<<<<

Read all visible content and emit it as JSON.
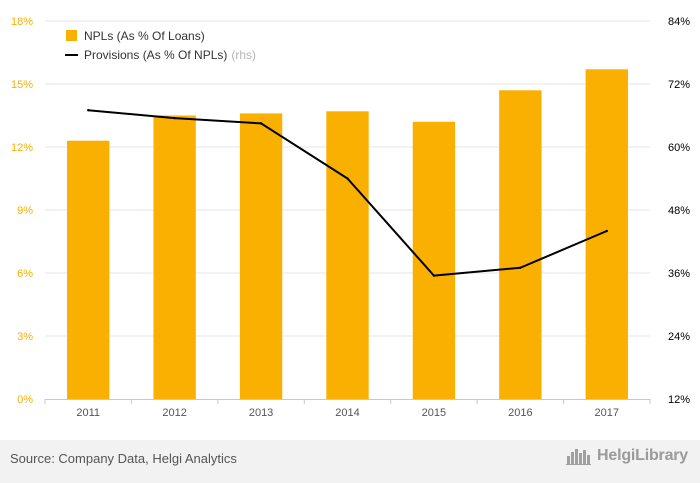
{
  "chart_data": {
    "type": "bar",
    "categories": [
      "2011",
      "2012",
      "2013",
      "2014",
      "2015",
      "2016",
      "2017"
    ],
    "series": [
      {
        "name": "NPLs (As % Of Loans)",
        "type": "bar",
        "axis": "left",
        "color": "#f9b000",
        "values": [
          12.3,
          13.5,
          13.6,
          13.7,
          13.2,
          14.7,
          15.7
        ]
      },
      {
        "name": "Provisions (As % Of NPLs)",
        "suffix": "(rhs)",
        "type": "line",
        "axis": "right",
        "color": "#000000",
        "values": [
          67,
          65.5,
          64.5,
          54,
          35.5,
          37,
          44
        ]
      }
    ],
    "left_axis": {
      "ylim": [
        0,
        18
      ],
      "ticks": [
        "0%",
        "3%",
        "6%",
        "9%",
        "12%",
        "15%",
        "18%"
      ],
      "color": "#f9b000"
    },
    "right_axis": {
      "ylim": [
        12,
        84
      ],
      "ticks": [
        "12%",
        "24%",
        "36%",
        "48%",
        "60%",
        "72%",
        "84%"
      ],
      "color": "#000000"
    },
    "grid": true,
    "legend_position": "top-left"
  },
  "footer": {
    "source": "Source: Company Data, Helgi Analytics",
    "brand_name": "HelgiLibrary",
    "brand_icon": "city-skyline-icon"
  }
}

>>>>

What is required
Output, exactly, all the records above; include no pictures.

Full response
Read all visible content and emit it as JSON.
{
  "chart_data": {
    "type": "bar",
    "categories": [
      "2011",
      "2012",
      "2013",
      "2014",
      "2015",
      "2016",
      "2017"
    ],
    "series": [
      {
        "name": "NPLs (As % Of Loans)",
        "type": "bar",
        "axis": "left",
        "color": "#f9b000",
        "values": [
          12.3,
          13.5,
          13.6,
          13.7,
          13.2,
          14.7,
          15.7
        ]
      },
      {
        "name": "Provisions (As % Of NPLs)",
        "suffix": "(rhs)",
        "type": "line",
        "axis": "right",
        "color": "#000000",
        "values": [
          67,
          65.5,
          64.5,
          54,
          35.5,
          37,
          44
        ]
      }
    ],
    "left_axis": {
      "ylim": [
        0,
        18
      ],
      "ticks": [
        "0%",
        "3%",
        "6%",
        "9%",
        "12%",
        "15%",
        "18%"
      ],
      "color": "#f9b000"
    },
    "right_axis": {
      "ylim": [
        12,
        84
      ],
      "ticks": [
        "12%",
        "24%",
        "36%",
        "48%",
        "60%",
        "72%",
        "84%"
      ],
      "color": "#000000"
    },
    "grid": true,
    "legend_position": "top-left"
  },
  "footer": {
    "source": "Source: Company Data, Helgi Analytics",
    "brand_name": "HelgiLibrary",
    "brand_icon": "city-skyline-icon"
  }
}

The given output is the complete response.